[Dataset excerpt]

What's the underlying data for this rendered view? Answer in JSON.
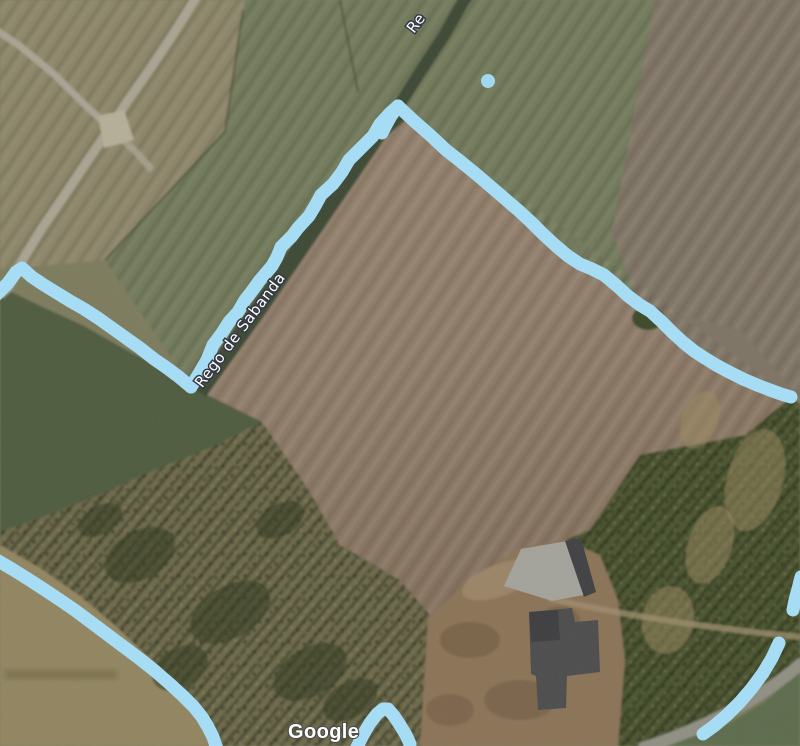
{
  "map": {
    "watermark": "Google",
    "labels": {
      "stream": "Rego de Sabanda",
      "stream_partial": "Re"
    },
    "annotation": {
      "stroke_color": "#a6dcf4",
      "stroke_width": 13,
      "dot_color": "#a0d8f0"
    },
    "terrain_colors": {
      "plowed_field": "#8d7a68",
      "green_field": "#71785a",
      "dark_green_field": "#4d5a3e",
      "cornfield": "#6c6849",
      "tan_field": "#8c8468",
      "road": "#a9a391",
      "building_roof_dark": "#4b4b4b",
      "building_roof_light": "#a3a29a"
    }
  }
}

Problem to work on » Reproduce the entries exactly. Do not carry over any picture.

Final result »
What's the underlying data for this rendered view? Answer in JSON.
{
  "map": {
    "watermark": "Google",
    "labels": {
      "stream": "Rego de Sabanda",
      "stream_partial": "Re"
    },
    "annotation": {
      "stroke_color": "#a6dcf4",
      "stroke_width": 13,
      "dot_color": "#a0d8f0"
    },
    "terrain_colors": {
      "plowed_field": "#8d7a68",
      "green_field": "#71785a",
      "dark_green_field": "#4d5a3e",
      "cornfield": "#6c6849",
      "tan_field": "#8c8468",
      "road": "#a9a391",
      "building_roof_dark": "#4b4b4b",
      "building_roof_light": "#a3a29a"
    }
  }
}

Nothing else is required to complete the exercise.